### Brief
Can you reproduce every line of the records below, character for character, with nothing added or left out?

### Records shown
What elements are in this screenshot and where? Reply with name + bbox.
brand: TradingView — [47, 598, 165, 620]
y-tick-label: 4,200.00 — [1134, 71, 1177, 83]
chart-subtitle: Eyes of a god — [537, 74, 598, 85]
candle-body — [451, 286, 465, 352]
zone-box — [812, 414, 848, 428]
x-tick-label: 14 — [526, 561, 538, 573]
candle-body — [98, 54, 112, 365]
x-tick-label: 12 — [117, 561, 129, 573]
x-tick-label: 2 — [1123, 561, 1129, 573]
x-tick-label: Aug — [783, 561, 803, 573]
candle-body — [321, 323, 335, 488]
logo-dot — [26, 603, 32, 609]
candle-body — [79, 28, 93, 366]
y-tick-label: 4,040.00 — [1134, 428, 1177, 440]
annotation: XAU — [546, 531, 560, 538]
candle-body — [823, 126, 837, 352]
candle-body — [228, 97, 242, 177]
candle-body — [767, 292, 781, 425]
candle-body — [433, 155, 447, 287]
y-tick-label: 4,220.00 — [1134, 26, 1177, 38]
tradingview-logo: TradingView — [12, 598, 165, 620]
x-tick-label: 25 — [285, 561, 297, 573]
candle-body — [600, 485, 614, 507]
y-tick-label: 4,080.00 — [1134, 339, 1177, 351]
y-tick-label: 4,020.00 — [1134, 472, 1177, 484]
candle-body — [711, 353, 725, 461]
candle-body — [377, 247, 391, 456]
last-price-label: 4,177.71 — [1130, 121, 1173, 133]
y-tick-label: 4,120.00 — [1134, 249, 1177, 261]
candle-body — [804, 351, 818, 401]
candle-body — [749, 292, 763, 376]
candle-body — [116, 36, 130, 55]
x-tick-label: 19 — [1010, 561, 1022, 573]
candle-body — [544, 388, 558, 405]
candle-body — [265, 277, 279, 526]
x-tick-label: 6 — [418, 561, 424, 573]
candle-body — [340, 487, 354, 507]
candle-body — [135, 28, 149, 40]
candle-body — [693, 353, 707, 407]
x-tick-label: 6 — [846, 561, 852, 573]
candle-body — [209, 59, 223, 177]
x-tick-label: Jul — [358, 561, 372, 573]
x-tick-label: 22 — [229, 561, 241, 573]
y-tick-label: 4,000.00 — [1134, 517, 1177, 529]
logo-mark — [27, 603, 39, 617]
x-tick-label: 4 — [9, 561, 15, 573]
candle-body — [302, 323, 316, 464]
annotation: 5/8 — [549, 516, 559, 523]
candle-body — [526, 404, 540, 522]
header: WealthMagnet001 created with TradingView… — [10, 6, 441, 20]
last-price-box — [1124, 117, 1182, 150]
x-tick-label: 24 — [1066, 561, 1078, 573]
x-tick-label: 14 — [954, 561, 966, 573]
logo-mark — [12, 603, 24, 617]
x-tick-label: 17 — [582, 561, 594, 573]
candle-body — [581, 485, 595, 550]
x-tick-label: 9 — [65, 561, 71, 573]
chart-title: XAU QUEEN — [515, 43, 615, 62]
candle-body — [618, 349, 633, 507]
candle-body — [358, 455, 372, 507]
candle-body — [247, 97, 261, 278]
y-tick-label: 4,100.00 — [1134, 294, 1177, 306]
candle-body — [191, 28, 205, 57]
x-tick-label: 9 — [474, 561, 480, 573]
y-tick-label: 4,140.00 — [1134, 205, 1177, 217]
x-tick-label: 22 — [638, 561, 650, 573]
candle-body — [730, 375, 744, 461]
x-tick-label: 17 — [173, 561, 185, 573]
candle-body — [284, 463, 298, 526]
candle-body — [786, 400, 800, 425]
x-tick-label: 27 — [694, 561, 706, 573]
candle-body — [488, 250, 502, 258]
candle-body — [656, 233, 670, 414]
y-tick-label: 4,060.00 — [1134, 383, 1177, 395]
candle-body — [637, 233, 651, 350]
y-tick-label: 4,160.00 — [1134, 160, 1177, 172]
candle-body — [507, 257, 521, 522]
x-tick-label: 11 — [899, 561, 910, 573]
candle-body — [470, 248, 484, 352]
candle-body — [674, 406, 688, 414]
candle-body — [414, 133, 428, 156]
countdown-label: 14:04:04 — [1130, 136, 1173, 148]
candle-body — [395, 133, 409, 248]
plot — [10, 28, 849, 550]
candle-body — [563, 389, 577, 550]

### Solution
What elements are in this screenshot and where? Reply with name + bbox.
brand: TradingView — [47, 598, 165, 620]
y-tick-label: 4,200.00 — [1134, 71, 1177, 83]
chart-subtitle: Eyes of a god — [537, 74, 598, 85]
candle-body — [451, 286, 465, 352]
zone-box — [812, 414, 848, 428]
x-tick-label: 14 — [526, 561, 538, 573]
candle-body — [98, 54, 112, 365]
x-tick-label: 12 — [117, 561, 129, 573]
x-tick-label: 2 — [1123, 561, 1129, 573]
x-tick-label: Aug — [783, 561, 803, 573]
candle-body — [321, 323, 335, 488]
logo-dot — [26, 603, 32, 609]
candle-body — [79, 28, 93, 366]
y-tick-label: 4,040.00 — [1134, 428, 1177, 440]
annotation: XAU — [546, 531, 560, 538]
candle-body — [823, 126, 837, 352]
candle-body — [228, 97, 242, 177]
candle-body — [767, 292, 781, 425]
candle-body — [433, 155, 447, 287]
y-tick-label: 4,220.00 — [1134, 26, 1177, 38]
tradingview-logo: TradingView — [12, 598, 165, 620]
x-tick-label: 25 — [285, 561, 297, 573]
candle-body — [600, 485, 614, 507]
y-tick-label: 4,080.00 — [1134, 339, 1177, 351]
y-tick-label: 4,020.00 — [1134, 472, 1177, 484]
candle-body — [711, 353, 725, 461]
candle-body — [377, 247, 391, 456]
last-price-label: 4,177.71 — [1130, 121, 1173, 133]
y-tick-label: 4,120.00 — [1134, 249, 1177, 261]
candle-body — [804, 351, 818, 401]
candle-body — [749, 292, 763, 376]
candle-body — [116, 36, 130, 55]
x-tick-label: 19 — [1010, 561, 1022, 573]
candle-body — [544, 388, 558, 405]
candle-body — [265, 277, 279, 526]
x-tick-label: 6 — [418, 561, 424, 573]
candle-body — [340, 487, 354, 507]
candle-body — [135, 28, 149, 40]
candle-body — [693, 353, 707, 407]
x-tick-label: 6 — [846, 561, 852, 573]
candle-body — [209, 59, 223, 177]
x-tick-label: Jul — [358, 561, 372, 573]
x-tick-label: 22 — [229, 561, 241, 573]
y-tick-label: 4,000.00 — [1134, 517, 1177, 529]
logo-mark — [27, 603, 39, 617]
x-tick-label: 4 — [9, 561, 15, 573]
candle-body — [302, 323, 316, 464]
annotation: 5/8 — [549, 516, 559, 523]
candle-body — [526, 404, 540, 522]
header: WealthMagnet001 created with TradingView… — [10, 6, 441, 20]
last-price-box — [1124, 117, 1182, 150]
x-tick-label: 24 — [1066, 561, 1078, 573]
x-tick-label: 14 — [954, 561, 966, 573]
logo-mark — [12, 603, 24, 617]
x-tick-label: 17 — [582, 561, 594, 573]
candle-body — [581, 485, 595, 550]
x-tick-label: 9 — [65, 561, 71, 573]
chart-title: XAU QUEEN — [515, 43, 615, 62]
candle-body — [618, 349, 633, 507]
candle-body — [358, 455, 372, 507]
candle-body — [247, 97, 261, 278]
y-tick-label: 4,100.00 — [1134, 294, 1177, 306]
candle-body — [191, 28, 205, 57]
x-tick-label: 9 — [474, 561, 480, 573]
y-tick-label: 4,140.00 — [1134, 205, 1177, 217]
x-tick-label: 22 — [638, 561, 650, 573]
candle-body — [730, 375, 744, 461]
x-tick-label: 17 — [173, 561, 185, 573]
candle-body — [284, 463, 298, 526]
candle-body — [786, 400, 800, 425]
x-tick-label: 27 — [694, 561, 706, 573]
candle-body — [488, 250, 502, 258]
candle-body — [656, 233, 670, 414]
y-tick-label: 4,060.00 — [1134, 383, 1177, 395]
candle-body — [637, 233, 651, 350]
y-tick-label: 4,160.00 — [1134, 160, 1177, 172]
candle-body — [507, 257, 521, 522]
x-tick-label: 11 — [899, 561, 910, 573]
candle-body — [470, 248, 484, 352]
candle-body — [674, 406, 688, 414]
candle-body — [414, 133, 428, 156]
countdown-label: 14:04:04 — [1130, 136, 1173, 148]
candle-body — [395, 133, 409, 248]
plot — [10, 28, 849, 550]
candle-body — [563, 389, 577, 550]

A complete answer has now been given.